● TASK INSTRUCTIONS:
Transcribe exactly the stretch of lines beginning at the one containing "Output the text content of this document." and closing with the last line of the entries below. Omit images.

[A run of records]
--

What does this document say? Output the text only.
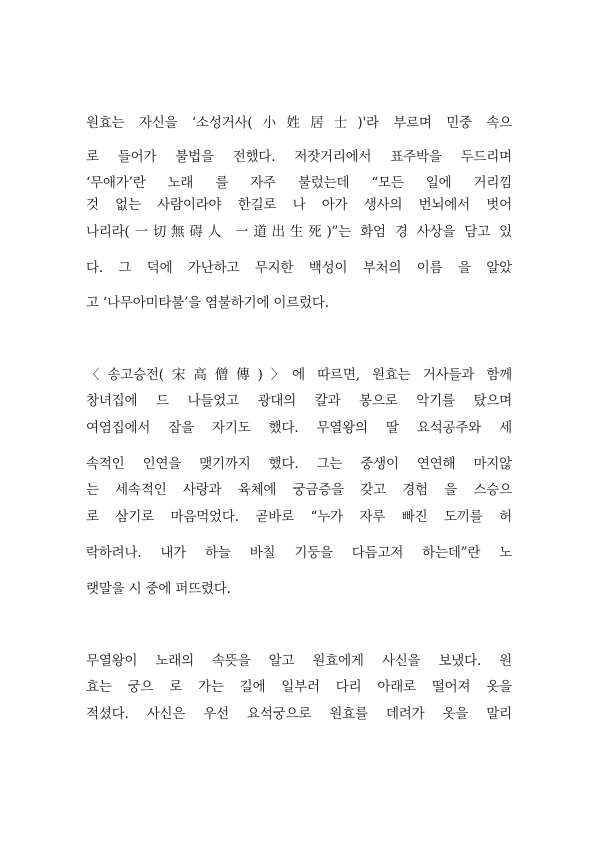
원효는 자신을 ‘소성거사(小姓居士)'라 부르며 민중 속으
로 들어가 불법을 전했다. 저잣거리에서 표주박을 두드리며
‘무애가’란 노래 를 자주 불렀는데 “모든 일에 거리낌
것 없는 사람이라야 한길로 나 아가 생사의 번뇌에서 벗어
나리라(一切無碍人 一道出生死)”는 화엄 경 사상을 담고 있
다. 그 덕에 가난하고 무지한 백성이 부처의 이름 을 알았
고 ‘나무아미타불’을 염불하기에 이르렀다.
〈송고승전(宋高僧傳)〉에 따르면, 원효는 거사들과 함께
창녀집에 드 나들었고 광대의 칼과 봉으로 악기를 탔으며
여염집에서 잠을 자기도 했다. 무열왕의 딸 요석공주와 세
속적인 인연을 맺기까지 했다. 그는 중생이 연연해 마지않
는 세속적인 사랑과 육체에 궁금증을 갖고 경험 을 스승으
로 삼기로 마음먹었다. 곧바로 “누가 자루 빠진 도끼를 허
락하려나. 내가 하늘 바칠 기둥을 다듬고저 하는데”란 노
랫말을 시 중에 퍼뜨렸다.
무열왕이 노래의 속뜻을 알고 원효에게 사신을 보냈다. 원
효는 궁으 로 가는 길에 일부러 다리 아래로 떨어져 옷을
적셨다. 사신은 우선 요석궁으로 원효를 데려가 옷을 말리
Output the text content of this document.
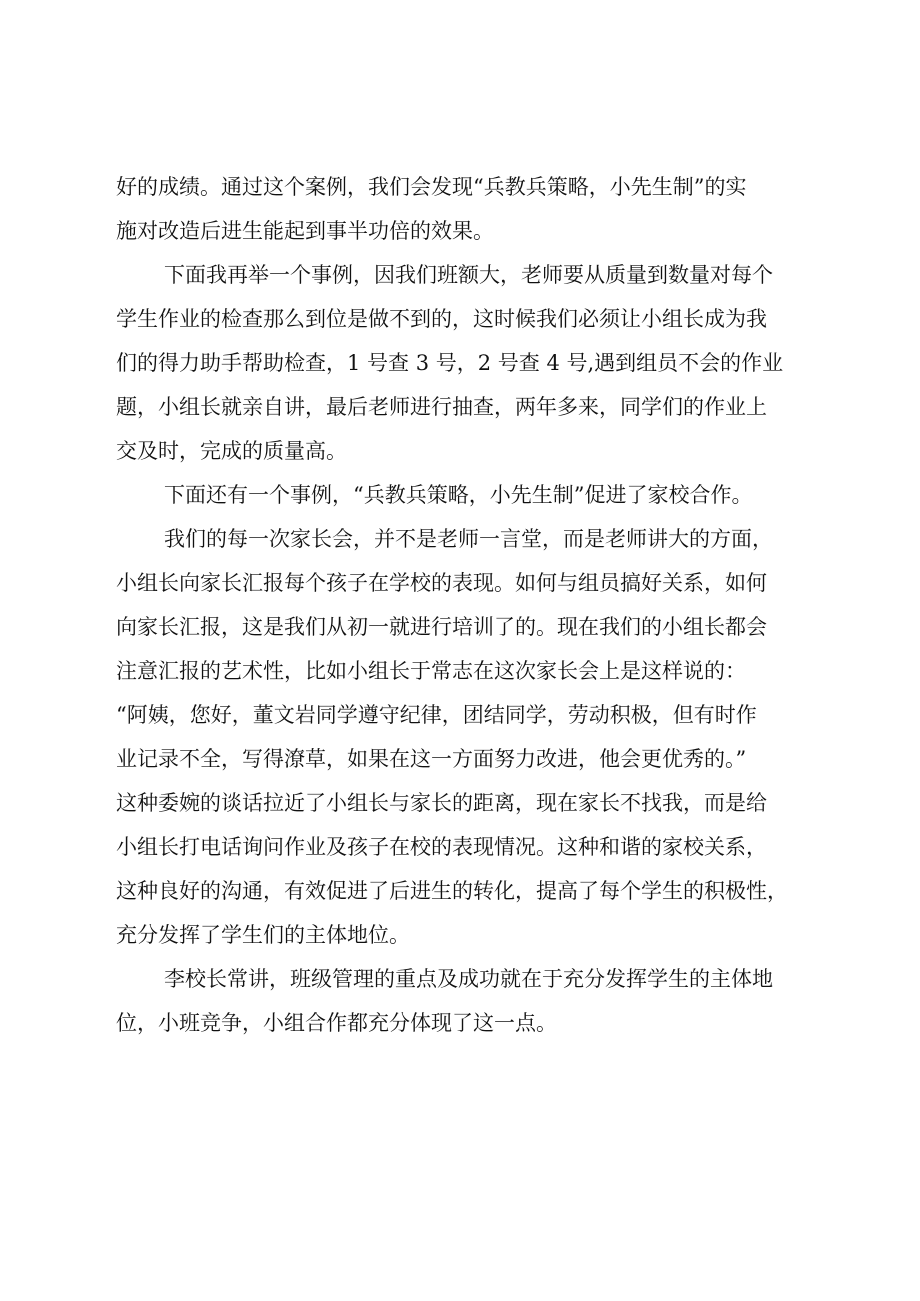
好的成绩。通过这个案例，我们会发现“兵教兵策略，小先生制”的实
施对改造后进生能起到事半功倍的效果。

下面我再举一个事例，因我们班额大，老师要从质量到数量对每个
学生作业的检查那么到位是做不到的，这时候我们必须让小组长成为我
们的得力助手帮助检查，1 号查 3 号，2 号查 4 号,遇到组员不会的作业
题，小组长就亲自讲，最后老师进行抽查，两年多来，同学们的作业上
交及时，完成的质量高。

下面还有一个事例，“兵教兵策略，小先生制”促进了家校合作。

我们的每一次家长会，并不是老师一言堂，而是老师讲大的方面，
小组长向家长汇报每个孩子在学校的表现。如何与组员搞好关系，如何
向家长汇报，这是我们从初一就进行培训了的。现在我们的小组长都会
注意汇报的艺术性，比如小组长于常志在这次家长会上是这样说的：
“阿姨，您好，董文岩同学遵守纪律，团结同学，劳动积极，但有时作
业记录不全，写得潦草，如果在这一方面努力改进，他会更优秀的。”
这种委婉的谈话拉近了小组长与家长的距离，现在家长不找我，而是给
小组长打电话询问作业及孩子在校的表现情况。这种和谐的家校关系，
这种良好的沟通，有效促进了后进生的转化，提高了每个学生的积极性，
充分发挥了学生们的主体地位。

李校长常讲，班级管理的重点及成功就在于充分发挥学生的主体地
位，小班竞争，小组合作都充分体现了这一点。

--

● EXERCISE SOLUTION:
Output the text content of this document.
好的成绩。通过这个案例，我们会发现“兵教兵策略，小先生制”的实
施对改造后进生能起到事半功倍的效果。

下面我再举一个事例，因我们班额大，老师要从质量到数量对每个
学生作业的检查那么到位是做不到的，这时候我们必须让小组长成为我
们的得力助手帮助检查，1 号查 3 号，2 号查 4 号,遇到组员不会的作业
题，小组长就亲自讲，最后老师进行抽查，两年多来，同学们的作业上
交及时，完成的质量高。

下面还有一个事例，“兵教兵策略，小先生制”促进了家校合作。

我们的每一次家长会，并不是老师一言堂，而是老师讲大的方面，
小组长向家长汇报每个孩子在学校的表现。如何与组员搞好关系，如何
向家长汇报，这是我们从初一就进行培训了的。现在我们的小组长都会
注意汇报的艺术性，比如小组长于常志在这次家长会上是这样说的：
“阿姨，您好，董文岩同学遵守纪律，团结同学，劳动积极，但有时作
业记录不全，写得潦草，如果在这一方面努力改进，他会更优秀的。”
这种委婉的谈话拉近了小组长与家长的距离，现在家长不找我，而是给
小组长打电话询问作业及孩子在校的表现情况。这种和谐的家校关系，
这种良好的沟通，有效促进了后进生的转化，提高了每个学生的积极性，
充分发挥了学生们的主体地位。

李校长常讲，班级管理的重点及成功就在于充分发挥学生的主体地
位，小班竞争，小组合作都充分体现了这一点。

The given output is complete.